Stated task :: Reproduce the material below line for line, changing no character.

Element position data

[Start]

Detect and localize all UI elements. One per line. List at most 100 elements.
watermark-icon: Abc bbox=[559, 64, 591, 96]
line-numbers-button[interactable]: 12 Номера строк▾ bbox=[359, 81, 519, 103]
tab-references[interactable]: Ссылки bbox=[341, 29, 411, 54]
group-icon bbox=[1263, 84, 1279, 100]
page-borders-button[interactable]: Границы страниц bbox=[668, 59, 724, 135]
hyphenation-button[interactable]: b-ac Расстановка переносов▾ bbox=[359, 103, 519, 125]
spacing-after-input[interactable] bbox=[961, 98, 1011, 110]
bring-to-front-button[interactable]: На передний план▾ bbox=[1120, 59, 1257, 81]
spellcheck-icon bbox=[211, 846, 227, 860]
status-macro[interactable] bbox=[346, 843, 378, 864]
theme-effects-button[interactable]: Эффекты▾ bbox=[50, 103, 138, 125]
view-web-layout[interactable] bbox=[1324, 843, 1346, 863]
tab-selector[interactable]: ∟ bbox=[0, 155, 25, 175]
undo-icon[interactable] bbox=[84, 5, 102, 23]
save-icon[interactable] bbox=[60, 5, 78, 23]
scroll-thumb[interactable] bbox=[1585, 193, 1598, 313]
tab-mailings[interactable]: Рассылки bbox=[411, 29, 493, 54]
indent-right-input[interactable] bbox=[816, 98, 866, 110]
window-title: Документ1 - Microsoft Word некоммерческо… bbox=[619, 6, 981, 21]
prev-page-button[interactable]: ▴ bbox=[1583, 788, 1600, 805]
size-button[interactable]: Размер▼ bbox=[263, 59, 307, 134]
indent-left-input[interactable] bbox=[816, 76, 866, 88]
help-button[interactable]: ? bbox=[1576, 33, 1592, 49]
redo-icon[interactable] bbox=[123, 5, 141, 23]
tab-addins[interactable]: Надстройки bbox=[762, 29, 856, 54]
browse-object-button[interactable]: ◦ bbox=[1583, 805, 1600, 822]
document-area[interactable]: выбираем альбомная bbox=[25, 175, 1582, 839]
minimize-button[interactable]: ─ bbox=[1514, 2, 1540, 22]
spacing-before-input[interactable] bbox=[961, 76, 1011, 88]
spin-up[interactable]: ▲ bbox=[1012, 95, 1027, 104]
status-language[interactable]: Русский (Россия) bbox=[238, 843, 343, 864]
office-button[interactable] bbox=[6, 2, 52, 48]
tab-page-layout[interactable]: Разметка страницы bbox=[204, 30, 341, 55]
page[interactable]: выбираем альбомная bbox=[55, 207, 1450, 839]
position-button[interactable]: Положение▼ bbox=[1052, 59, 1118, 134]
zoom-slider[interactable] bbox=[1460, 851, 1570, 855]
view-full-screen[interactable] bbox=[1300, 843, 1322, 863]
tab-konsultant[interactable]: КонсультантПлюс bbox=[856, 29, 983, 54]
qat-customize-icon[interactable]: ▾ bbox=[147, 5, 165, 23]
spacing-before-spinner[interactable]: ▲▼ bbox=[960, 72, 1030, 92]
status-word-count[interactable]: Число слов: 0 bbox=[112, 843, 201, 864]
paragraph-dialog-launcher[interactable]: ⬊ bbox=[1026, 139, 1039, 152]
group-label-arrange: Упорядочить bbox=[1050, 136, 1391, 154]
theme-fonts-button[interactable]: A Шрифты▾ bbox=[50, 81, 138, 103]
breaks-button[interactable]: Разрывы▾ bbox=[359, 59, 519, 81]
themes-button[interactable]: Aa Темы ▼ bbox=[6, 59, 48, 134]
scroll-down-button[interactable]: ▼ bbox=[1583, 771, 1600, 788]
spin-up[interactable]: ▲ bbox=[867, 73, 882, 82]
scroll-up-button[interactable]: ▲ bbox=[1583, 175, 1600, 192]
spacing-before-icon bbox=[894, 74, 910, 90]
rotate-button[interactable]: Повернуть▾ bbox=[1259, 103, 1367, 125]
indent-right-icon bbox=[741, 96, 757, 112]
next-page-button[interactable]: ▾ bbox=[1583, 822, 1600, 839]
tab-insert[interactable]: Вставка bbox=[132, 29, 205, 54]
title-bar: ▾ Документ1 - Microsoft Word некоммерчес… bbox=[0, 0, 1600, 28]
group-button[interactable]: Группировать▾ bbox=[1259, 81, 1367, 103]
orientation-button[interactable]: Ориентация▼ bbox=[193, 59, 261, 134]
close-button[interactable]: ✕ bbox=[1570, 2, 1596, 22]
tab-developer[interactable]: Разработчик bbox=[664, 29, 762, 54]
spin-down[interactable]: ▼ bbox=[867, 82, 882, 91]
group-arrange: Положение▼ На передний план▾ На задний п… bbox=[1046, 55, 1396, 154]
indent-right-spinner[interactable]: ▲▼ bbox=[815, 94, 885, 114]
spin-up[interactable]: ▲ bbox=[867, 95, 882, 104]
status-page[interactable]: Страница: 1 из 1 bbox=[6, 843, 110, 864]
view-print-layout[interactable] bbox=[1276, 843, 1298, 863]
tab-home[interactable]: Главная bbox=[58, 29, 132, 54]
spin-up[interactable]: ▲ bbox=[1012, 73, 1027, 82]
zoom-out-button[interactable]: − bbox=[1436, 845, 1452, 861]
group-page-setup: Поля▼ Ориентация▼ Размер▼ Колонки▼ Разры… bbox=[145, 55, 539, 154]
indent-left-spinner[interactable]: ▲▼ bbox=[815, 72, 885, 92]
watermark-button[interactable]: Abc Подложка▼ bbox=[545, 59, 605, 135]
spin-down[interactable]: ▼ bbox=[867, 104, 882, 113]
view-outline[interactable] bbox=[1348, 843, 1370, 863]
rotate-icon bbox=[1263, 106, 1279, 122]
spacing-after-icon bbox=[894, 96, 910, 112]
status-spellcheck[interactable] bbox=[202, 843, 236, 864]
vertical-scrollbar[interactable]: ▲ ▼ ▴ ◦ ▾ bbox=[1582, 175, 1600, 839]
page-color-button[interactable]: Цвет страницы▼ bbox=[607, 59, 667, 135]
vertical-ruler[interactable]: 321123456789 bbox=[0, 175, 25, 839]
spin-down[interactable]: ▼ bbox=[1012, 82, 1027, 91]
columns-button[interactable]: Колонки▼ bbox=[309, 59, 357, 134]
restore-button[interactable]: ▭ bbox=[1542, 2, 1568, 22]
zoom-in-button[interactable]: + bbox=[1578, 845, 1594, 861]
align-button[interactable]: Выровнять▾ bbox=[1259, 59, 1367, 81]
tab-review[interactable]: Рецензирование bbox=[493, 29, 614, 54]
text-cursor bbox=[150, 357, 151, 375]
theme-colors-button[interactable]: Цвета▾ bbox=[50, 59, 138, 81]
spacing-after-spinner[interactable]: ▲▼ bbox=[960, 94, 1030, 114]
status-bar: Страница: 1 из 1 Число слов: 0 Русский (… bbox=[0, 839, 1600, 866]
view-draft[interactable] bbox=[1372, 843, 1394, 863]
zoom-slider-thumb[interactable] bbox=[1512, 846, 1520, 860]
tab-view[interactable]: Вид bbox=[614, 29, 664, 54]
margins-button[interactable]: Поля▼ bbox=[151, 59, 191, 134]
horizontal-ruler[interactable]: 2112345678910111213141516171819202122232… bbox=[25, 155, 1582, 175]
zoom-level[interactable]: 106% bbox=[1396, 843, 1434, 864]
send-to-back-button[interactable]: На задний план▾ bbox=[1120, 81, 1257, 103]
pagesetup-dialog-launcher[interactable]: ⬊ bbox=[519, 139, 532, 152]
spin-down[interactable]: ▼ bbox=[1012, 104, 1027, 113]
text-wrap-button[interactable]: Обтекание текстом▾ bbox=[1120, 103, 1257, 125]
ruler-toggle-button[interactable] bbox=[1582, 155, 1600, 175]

[End]

Task output ::
Detect and localize all UI elements. One per line. List at most 100 elements.
watermark-icon: Abc bbox=[559, 64, 591, 96]
line-numbers-button[interactable]: 12 Номера строк▾ bbox=[359, 81, 519, 103]
tab-references[interactable]: Ссылки bbox=[341, 29, 411, 54]
group-icon bbox=[1263, 84, 1279, 100]
page-borders-button[interactable]: Границы страниц bbox=[668, 59, 724, 135]
hyphenation-button[interactable]: b-ac Расстановка переносов▾ bbox=[359, 103, 519, 125]
spacing-after-input[interactable] bbox=[961, 98, 1011, 110]
bring-to-front-button[interactable]: На передний план▾ bbox=[1120, 59, 1257, 81]
spellcheck-icon bbox=[211, 846, 227, 860]
status-macro[interactable] bbox=[346, 843, 378, 864]
theme-effects-button[interactable]: Эффекты▾ bbox=[50, 103, 138, 125]
view-web-layout[interactable] bbox=[1324, 843, 1346, 863]
tab-selector[interactable]: ∟ bbox=[0, 155, 25, 175]
undo-icon[interactable] bbox=[84, 5, 102, 23]
save-icon[interactable] bbox=[60, 5, 78, 23]
scroll-thumb[interactable] bbox=[1585, 193, 1598, 313]
tab-mailings[interactable]: Рассылки bbox=[411, 29, 493, 54]
indent-right-input[interactable] bbox=[816, 98, 866, 110]
window-title: Документ1 - Microsoft Word некоммерческо… bbox=[619, 6, 981, 21]
prev-page-button[interactable]: ▴ bbox=[1583, 788, 1600, 805]
size-button[interactable]: Размер▼ bbox=[263, 59, 307, 134]
indent-left-input[interactable] bbox=[816, 76, 866, 88]
help-button[interactable]: ? bbox=[1576, 33, 1592, 49]
redo-icon[interactable] bbox=[123, 5, 141, 23]
tab-addins[interactable]: Надстройки bbox=[762, 29, 856, 54]
browse-object-button[interactable]: ◦ bbox=[1583, 805, 1600, 822]
document-area[interactable]: выбираем альбомная bbox=[25, 175, 1582, 839]
minimize-button[interactable]: ─ bbox=[1514, 2, 1540, 22]
spacing-before-input[interactable] bbox=[961, 76, 1011, 88]
spin-up[interactable]: ▲ bbox=[1012, 95, 1027, 104]
status-language[interactable]: Русский (Россия) bbox=[238, 843, 343, 864]
office-button[interactable] bbox=[6, 2, 52, 48]
tab-page-layout[interactable]: Разметка страницы bbox=[204, 30, 341, 55]
page[interactable]: выбираем альбомная bbox=[55, 207, 1450, 839]
position-button[interactable]: Положение▼ bbox=[1052, 59, 1118, 134]
zoom-slider[interactable] bbox=[1460, 851, 1570, 855]
view-full-screen[interactable] bbox=[1300, 843, 1322, 863]
tab-konsultant[interactable]: КонсультантПлюс bbox=[856, 29, 983, 54]
qat-customize-icon[interactable]: ▾ bbox=[147, 5, 165, 23]
spacing-before-spinner[interactable]: ▲▼ bbox=[960, 72, 1030, 92]
status-word-count[interactable]: Число слов: 0 bbox=[112, 843, 201, 864]
paragraph-dialog-launcher[interactable]: ⬊ bbox=[1026, 139, 1039, 152]
group-label-arrange: Упорядочить bbox=[1050, 136, 1391, 154]
theme-fonts-button[interactable]: A Шрифты▾ bbox=[50, 81, 138, 103]
breaks-button[interactable]: Разрывы▾ bbox=[359, 59, 519, 81]
themes-button[interactable]: Aa Темы ▼ bbox=[6, 59, 48, 134]
scroll-down-button[interactable]: ▼ bbox=[1583, 771, 1600, 788]
spin-up[interactable]: ▲ bbox=[867, 73, 882, 82]
scroll-up-button[interactable]: ▲ bbox=[1583, 175, 1600, 192]
spacing-before-icon bbox=[894, 74, 910, 90]
rotate-button[interactable]: Повернуть▾ bbox=[1259, 103, 1367, 125]
indent-right-icon bbox=[741, 96, 757, 112]
next-page-button[interactable]: ▾ bbox=[1583, 822, 1600, 839]
tab-insert[interactable]: Вставка bbox=[132, 29, 205, 54]
title-bar: ▾ Документ1 - Microsoft Word некоммерчес… bbox=[0, 0, 1600, 28]
group-button[interactable]: Группировать▾ bbox=[1259, 81, 1367, 103]
orientation-button[interactable]: Ориентация▼ bbox=[193, 59, 261, 134]
close-button[interactable]: ✕ bbox=[1570, 2, 1596, 22]
tab-developer[interactable]: Разработчик bbox=[664, 29, 762, 54]
spin-down[interactable]: ▼ bbox=[867, 82, 882, 91]
group-arrange: Положение▼ На передний план▾ На задний п… bbox=[1046, 55, 1396, 154]
indent-right-spinner[interactable]: ▲▼ bbox=[815, 94, 885, 114]
spin-up[interactable]: ▲ bbox=[867, 95, 882, 104]
status-page[interactable]: Страница: 1 из 1 bbox=[6, 843, 110, 864]
view-print-layout[interactable] bbox=[1276, 843, 1298, 863]
tab-home[interactable]: Главная bbox=[58, 29, 132, 54]
spin-up[interactable]: ▲ bbox=[1012, 73, 1027, 82]
zoom-out-button[interactable]: − bbox=[1436, 845, 1452, 861]
group-page-setup: Поля▼ Ориентация▼ Размер▼ Колонки▼ Разры… bbox=[145, 55, 539, 154]
indent-left-spinner[interactable]: ▲▼ bbox=[815, 72, 885, 92]
watermark-button[interactable]: Abc Подложка▼ bbox=[545, 59, 605, 135]
spin-down[interactable]: ▼ bbox=[867, 104, 882, 113]
view-outline[interactable] bbox=[1348, 843, 1370, 863]
rotate-icon bbox=[1263, 106, 1279, 122]
spacing-after-icon bbox=[894, 96, 910, 112]
status-spellcheck[interactable] bbox=[202, 843, 236, 864]
vertical-scrollbar[interactable]: ▲ ▼ ▴ ◦ ▾ bbox=[1582, 175, 1600, 839]
page-color-button[interactable]: Цвет страницы▼ bbox=[607, 59, 667, 135]
vertical-ruler[interactable]: 321123456789 bbox=[0, 175, 25, 839]
spin-down[interactable]: ▼ bbox=[1012, 82, 1027, 91]
columns-button[interactable]: Колонки▼ bbox=[309, 59, 357, 134]
restore-button[interactable]: ▭ bbox=[1542, 2, 1568, 22]
zoom-in-button[interactable]: + bbox=[1578, 845, 1594, 861]
align-button[interactable]: Выровнять▾ bbox=[1259, 59, 1367, 81]
tab-review[interactable]: Рецензирование bbox=[493, 29, 614, 54]
text-cursor bbox=[150, 357, 151, 375]
theme-colors-button[interactable]: Цвета▾ bbox=[50, 59, 138, 81]
spacing-after-spinner[interactable]: ▲▼ bbox=[960, 94, 1030, 114]
status-bar: Страница: 1 из 1 Число слов: 0 Русский (… bbox=[0, 839, 1600, 866]
view-draft[interactable] bbox=[1372, 843, 1394, 863]
zoom-slider-thumb[interactable] bbox=[1512, 846, 1520, 860]
tab-view[interactable]: Вид bbox=[614, 29, 664, 54]
margins-button[interactable]: Поля▼ bbox=[151, 59, 191, 134]
horizontal-ruler[interactable]: 2112345678910111213141516171819202122232… bbox=[25, 155, 1582, 175]
zoom-level[interactable]: 106% bbox=[1396, 843, 1434, 864]
send-to-back-button[interactable]: На задний план▾ bbox=[1120, 81, 1257, 103]
pagesetup-dialog-launcher[interactable]: ⬊ bbox=[519, 139, 532, 152]
spin-down[interactable]: ▼ bbox=[1012, 104, 1027, 113]
text-wrap-button[interactable]: Обтекание текстом▾ bbox=[1120, 103, 1257, 125]
ruler-toggle-button[interactable] bbox=[1582, 155, 1600, 175]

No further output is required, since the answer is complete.